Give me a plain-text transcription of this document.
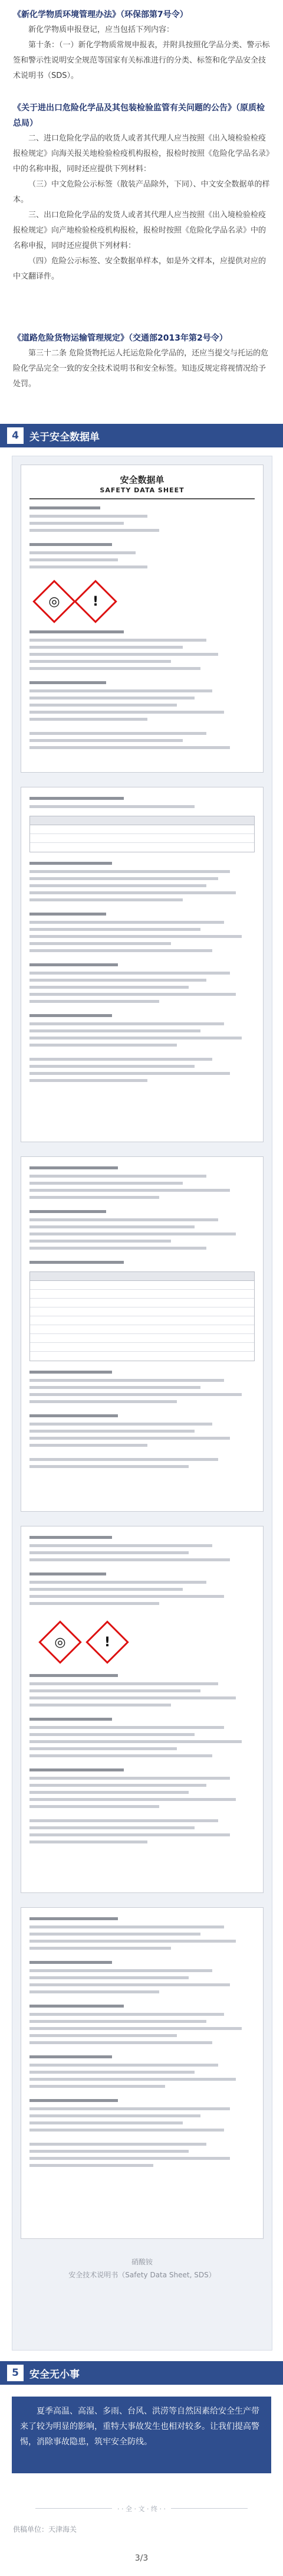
《新化学物质环境管理办法》（环保部第7号令）

新化学物质申报登记，应当包括下列内容：

第十条：（一）新化学物质常规申报表，并附具按照化学品分类、警示标签和警示性说明安全规范等国家有关标准进行的分类、标签和化学品安全技术说明书（SDS）。

《关于进出口危险化学品及其包装检验监管有关问题的公告》（原质检总局）

二、进口危险化学品的收货人或者其代理人应当按照《出入境检验检疫报检规定》向海关报关地检验检疫机构报检，报检时按照《危险化学品名录》中的名称申报，同时还应提供下列材料：

（三）中文危险公示标签（散装产品除外，下同）、中文安全数据单的样本。

三、出口危险化学品的发货人或者其代理人应当按照《出入境检验检疫报检规定》向产地检验检疫机构报检，报检时按照《危险化学品名录》中的名称申报，同时还应提供下列材料：

（四）危险公示标签、安全数据单样本，如是外文样本，应提供对应的中文翻译件。

《道路危险货物运输管理规定》（交通部2013年第2号令）

第三十二条 危险货物托运人托运危险化学品的，还应当提交与托运的危险化学品完全一致的安全技术说明书和安全标签。知违反规定将视情况给予处罚。

4	关于安全数据单
安全数据单
SAFETY DATA SHEET
◎	!
◎	!
硝酸铵
安全技术说明书（Safety Data Sheet, SDS）
5	安全无小事

夏季高温、高湿、多雨、台风、洪涝等自然因素给安全生产带来了较为明显的影响，重特大事故发生也相对较多。让我们提高警惕，消除事故隐患，筑牢安全防线。

· · 全 · 文 · 终 · ·
供稿单位：天津海关
3/3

========================================================================

§ WHAT IS NEEDED:
Omit the pictures, then output the rest of the listing exactly.

§ ANSWER FOR THE TASK:
Give me a plain-text transcription of this document.
《新化学物质环境管理办法》（环保部第7号令）

新化学物质申报登记，应当包括下列内容：

第十条：（一）新化学物质常规申报表，并附具按照化学品分类、警示标签和警示性说明安全规范等国家有关标准进行的分类、标签和化学品安全技术说明书（SDS）。

《关于进出口危险化学品及其包装检验监管有关问题的公告》（原质检总局）

二、进口危险化学品的收货人或者其代理人应当按照《出入境检验检疫报检规定》向海关报关地检验检疫机构报检，报检时按照《危险化学品名录》中的名称申报，同时还应提供下列材料：

（三）中文危险公示标签（散装产品除外，下同）、中文安全数据单的样本。

三、出口危险化学品的发货人或者其代理人应当按照《出入境检验检疫报检规定》向产地检验检疫机构报检，报检时按照《危险化学品名录》中的名称申报，同时还应提供下列材料：

（四）危险公示标签、安全数据单样本，如是外文样本，应提供对应的中文翻译件。

《道路危险货物运输管理规定》（交通部2013年第2号令）

第三十二条 危险货物托运人托运危险化学品的，还应当提交与托运的危险化学品完全一致的安全技术说明书和安全标签。知违反规定将视情况给予处罚。

4	关于安全数据单
安全数据单
SAFETY DATA SHEET
◎	!
◎	!
硝酸铵
安全技术说明书（Safety Data Sheet, SDS）
5	安全无小事

夏季高温、高湿、多雨、台风、洪涝等自然因素给安全生产带来了较为明显的影响，重特大事故发生也相对较多。让我们提高警惕，消除事故隐患，筑牢安全防线。

· · 全 · 文 · 终 · ·
供稿单位：天津海关
3/3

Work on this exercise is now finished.